(Saved data entries)

▽

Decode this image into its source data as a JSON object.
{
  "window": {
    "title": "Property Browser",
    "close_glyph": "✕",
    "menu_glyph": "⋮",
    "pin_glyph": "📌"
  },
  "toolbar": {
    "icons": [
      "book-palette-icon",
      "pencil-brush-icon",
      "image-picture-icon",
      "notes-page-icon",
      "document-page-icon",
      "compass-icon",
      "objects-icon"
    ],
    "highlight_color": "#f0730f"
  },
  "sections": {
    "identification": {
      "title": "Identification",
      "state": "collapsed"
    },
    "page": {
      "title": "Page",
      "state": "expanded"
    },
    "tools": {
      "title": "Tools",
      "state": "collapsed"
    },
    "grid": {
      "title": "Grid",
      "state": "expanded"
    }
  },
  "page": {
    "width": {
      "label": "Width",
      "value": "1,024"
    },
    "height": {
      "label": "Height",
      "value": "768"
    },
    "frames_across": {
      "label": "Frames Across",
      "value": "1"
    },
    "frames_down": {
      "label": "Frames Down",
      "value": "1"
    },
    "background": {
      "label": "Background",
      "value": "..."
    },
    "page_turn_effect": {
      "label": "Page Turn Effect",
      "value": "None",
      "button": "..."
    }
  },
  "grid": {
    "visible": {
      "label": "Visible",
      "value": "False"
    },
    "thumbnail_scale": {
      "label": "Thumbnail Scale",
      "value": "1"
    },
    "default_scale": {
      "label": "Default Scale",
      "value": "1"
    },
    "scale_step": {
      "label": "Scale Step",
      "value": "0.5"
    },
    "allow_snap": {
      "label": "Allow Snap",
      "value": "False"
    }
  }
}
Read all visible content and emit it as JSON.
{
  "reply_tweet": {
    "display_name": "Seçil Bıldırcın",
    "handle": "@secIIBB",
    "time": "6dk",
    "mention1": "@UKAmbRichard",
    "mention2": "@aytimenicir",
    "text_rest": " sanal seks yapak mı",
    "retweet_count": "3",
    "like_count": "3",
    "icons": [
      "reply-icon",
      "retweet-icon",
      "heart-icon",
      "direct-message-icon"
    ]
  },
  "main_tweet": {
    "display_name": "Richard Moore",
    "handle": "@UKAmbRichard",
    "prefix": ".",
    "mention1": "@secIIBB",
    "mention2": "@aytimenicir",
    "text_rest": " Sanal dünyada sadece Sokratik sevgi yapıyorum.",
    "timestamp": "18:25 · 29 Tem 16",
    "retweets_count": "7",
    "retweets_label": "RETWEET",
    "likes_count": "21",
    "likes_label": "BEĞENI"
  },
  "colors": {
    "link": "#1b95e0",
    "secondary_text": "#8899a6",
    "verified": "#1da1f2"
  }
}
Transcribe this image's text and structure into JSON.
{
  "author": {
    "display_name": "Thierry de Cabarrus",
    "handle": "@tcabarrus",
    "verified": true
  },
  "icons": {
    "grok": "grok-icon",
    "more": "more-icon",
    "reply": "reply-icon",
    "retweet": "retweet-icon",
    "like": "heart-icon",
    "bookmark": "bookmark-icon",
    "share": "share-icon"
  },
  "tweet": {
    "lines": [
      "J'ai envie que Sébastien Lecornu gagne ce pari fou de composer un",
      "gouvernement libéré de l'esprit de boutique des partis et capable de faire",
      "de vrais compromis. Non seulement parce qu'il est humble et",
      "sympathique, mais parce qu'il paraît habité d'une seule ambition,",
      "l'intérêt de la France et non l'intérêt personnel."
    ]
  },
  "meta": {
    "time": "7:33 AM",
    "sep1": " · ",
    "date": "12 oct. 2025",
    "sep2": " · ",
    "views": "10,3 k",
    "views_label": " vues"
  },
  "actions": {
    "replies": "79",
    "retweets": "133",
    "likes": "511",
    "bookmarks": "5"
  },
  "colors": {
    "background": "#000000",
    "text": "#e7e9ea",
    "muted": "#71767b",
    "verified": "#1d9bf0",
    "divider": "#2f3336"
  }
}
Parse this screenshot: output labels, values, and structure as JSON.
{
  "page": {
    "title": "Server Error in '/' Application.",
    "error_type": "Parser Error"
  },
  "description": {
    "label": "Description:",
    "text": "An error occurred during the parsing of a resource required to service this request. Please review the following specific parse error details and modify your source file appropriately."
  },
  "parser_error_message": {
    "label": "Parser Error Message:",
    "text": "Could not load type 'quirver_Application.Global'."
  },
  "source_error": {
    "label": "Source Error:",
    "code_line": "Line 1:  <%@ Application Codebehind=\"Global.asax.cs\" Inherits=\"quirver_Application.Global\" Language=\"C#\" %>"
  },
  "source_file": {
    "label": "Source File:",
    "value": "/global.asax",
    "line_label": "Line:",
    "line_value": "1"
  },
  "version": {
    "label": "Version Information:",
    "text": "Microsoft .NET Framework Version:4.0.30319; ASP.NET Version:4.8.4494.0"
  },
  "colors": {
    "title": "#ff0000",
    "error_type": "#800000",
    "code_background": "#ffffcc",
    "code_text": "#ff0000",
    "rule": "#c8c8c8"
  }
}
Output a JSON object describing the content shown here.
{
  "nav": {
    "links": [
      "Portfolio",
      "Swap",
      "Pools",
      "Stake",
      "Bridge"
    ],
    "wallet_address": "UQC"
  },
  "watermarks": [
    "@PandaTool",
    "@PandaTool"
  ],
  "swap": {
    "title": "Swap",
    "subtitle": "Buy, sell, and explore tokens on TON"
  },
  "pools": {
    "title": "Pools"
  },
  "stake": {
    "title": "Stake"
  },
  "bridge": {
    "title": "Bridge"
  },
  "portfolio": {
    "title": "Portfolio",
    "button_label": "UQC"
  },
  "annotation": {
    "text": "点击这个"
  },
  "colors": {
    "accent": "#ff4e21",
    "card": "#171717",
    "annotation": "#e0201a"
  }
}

△

Quote the data in full, keeping each word unchanged.

Decode this image into its source data as a JSON object.
{
  "window": {
    "title": "Property Browser",
    "close_glyph": "✕",
    "menu_glyph": "⋮",
    "pin_glyph": "📌"
  },
  "toolbar": {
    "icons": [
      "book-palette-icon",
      "pencil-brush-icon",
      "image-picture-icon",
      "notes-page-icon",
      "document-page-icon",
      "compass-icon",
      "objects-icon"
    ],
    "highlight_color": "#f0730f"
  },
  "sections": {
    "identification": {
      "title": "Identification",
      "state": "collapsed"
    },
    "page": {
      "title": "Page",
      "state": "expanded"
    },
    "tools": {
      "title": "Tools",
      "state": "collapsed"
    },
    "grid": {
      "title": "Grid",
      "state": "expanded"
    }
  },
  "page": {
    "width": {
      "label": "Width",
      "value": "1,024"
    },
    "height": {
      "label": "Height",
      "value": "768"
    },
    "frames_across": {
      "label": "Frames Across",
      "value": "1"
    },
    "frames_down": {
      "label": "Frames Down",
      "value": "1"
    },
    "background": {
      "label": "Background",
      "value": "..."
    },
    "page_turn_effect": {
      "label": "Page Turn Effect",
      "value": "None",
      "button": "..."
    }
  },
  "grid": {
    "visible": {
      "label": "Visible",
      "value": "False"
    },
    "thumbnail_scale": {
      "label": "Thumbnail Scale",
      "value": "1"
    },
    "default_scale": {
      "label": "Default Scale",
      "value": "1"
    },
    "scale_step": {
      "label": "Scale Step",
      "value": "0.5"
    },
    "allow_snap": {
      "label": "Allow Snap",
      "value": "False"
    }
  }
}
Read all visible content and emit it as JSON.
{
  "reply_tweet": {
    "display_name": "Seçil Bıldırcın",
    "handle": "@secIIBB",
    "time": "6dk",
    "mention1": "@UKAmbRichard",
    "mention2": "@aytimenicir",
    "text_rest": " sanal seks yapak mı",
    "retweet_count": "3",
    "like_count": "3",
    "icons": [
      "reply-icon",
      "retweet-icon",
      "heart-icon",
      "direct-message-icon"
    ]
  },
  "main_tweet": {
    "display_name": "Richard Moore",
    "handle": "@UKAmbRichard",
    "prefix": ".",
    "mention1": "@secIIBB",
    "mention2": "@aytimenicir",
    "text_rest": " Sanal dünyada sadece Sokratik sevgi yapıyorum.",
    "timestamp": "18:25 · 29 Tem 16",
    "retweets_count": "7",
    "retweets_label": "RETWEET",
    "likes_count": "21",
    "likes_label": "BEĞENI"
  },
  "colors": {
    "link": "#1b95e0",
    "secondary_text": "#8899a6",
    "verified": "#1da1f2"
  }
}
Transcribe this image's text and structure into JSON.
{
  "author": {
    "display_name": "Thierry de Cabarrus",
    "handle": "@tcabarrus",
    "verified": true
  },
  "icons": {
    "grok": "grok-icon",
    "more": "more-icon",
    "reply": "reply-icon",
    "retweet": "retweet-icon",
    "like": "heart-icon",
    "bookmark": "bookmark-icon",
    "share": "share-icon"
  },
  "tweet": {
    "lines": [
      "J'ai envie que Sébastien Lecornu gagne ce pari fou de composer un",
      "gouvernement libéré de l'esprit de boutique des partis et capable de faire",
      "de vrais compromis. Non seulement parce qu'il est humble et",
      "sympathique, mais parce qu'il paraît habité d'une seule ambition,",
      "l'intérêt de la France et non l'intérêt personnel."
    ]
  },
  "meta": {
    "time": "7:33 AM",
    "sep1": " · ",
    "date": "12 oct. 2025",
    "sep2": " · ",
    "views": "10,3 k",
    "views_label": " vues"
  },
  "actions": {
    "replies": "79",
    "retweets": "133",
    "likes": "511",
    "bookmarks": "5"
  },
  "colors": {
    "background": "#000000",
    "text": "#e7e9ea",
    "muted": "#71767b",
    "verified": "#1d9bf0",
    "divider": "#2f3336"
  }
}
Parse this screenshot: output labels, values, and structure as JSON.
{
  "page": {
    "title": "Server Error in '/' Application.",
    "error_type": "Parser Error"
  },
  "description": {
    "label": "Description:",
    "text": "An error occurred during the parsing of a resource required to service this request. Please review the following specific parse error details and modify your source file appropriately."
  },
  "parser_error_message": {
    "label": "Parser Error Message:",
    "text": "Could not load type 'quirver_Application.Global'."
  },
  "source_error": {
    "label": "Source Error:",
    "code_line": "Line 1:  <%@ Application Codebehind=\"Global.asax.cs\" Inherits=\"quirver_Application.Global\" Language=\"C#\" %>"
  },
  "source_file": {
    "label": "Source File:",
    "value": "/global.asax",
    "line_label": "Line:",
    "line_value": "1"
  },
  "version": {
    "label": "Version Information:",
    "text": "Microsoft .NET Framework Version:4.0.30319; ASP.NET Version:4.8.4494.0"
  },
  "colors": {
    "title": "#ff0000",
    "error_type": "#800000",
    "code_background": "#ffffcc",
    "code_text": "#ff0000",
    "rule": "#c8c8c8"
  }
}
Output a JSON object describing the content shown here.
{
  "nav": {
    "links": [
      "Portfolio",
      "Swap",
      "Pools",
      "Stake",
      "Bridge"
    ],
    "wallet_address": "UQC"
  },
  "watermarks": [
    "@PandaTool",
    "@PandaTool"
  ],
  "swap": {
    "title": "Swap",
    "subtitle": "Buy, sell, and explore tokens on TON"
  },
  "pools": {
    "title": "Pools"
  },
  "stake": {
    "title": "Stake"
  },
  "bridge": {
    "title": "Bridge"
  },
  "portfolio": {
    "title": "Portfolio",
    "button_label": "UQC"
  },
  "annotation": {
    "text": "点击这个"
  },
  "colors": {
    "accent": "#ff4e21",
    "card": "#171717",
    "annotation": "#e0201a"
  }
}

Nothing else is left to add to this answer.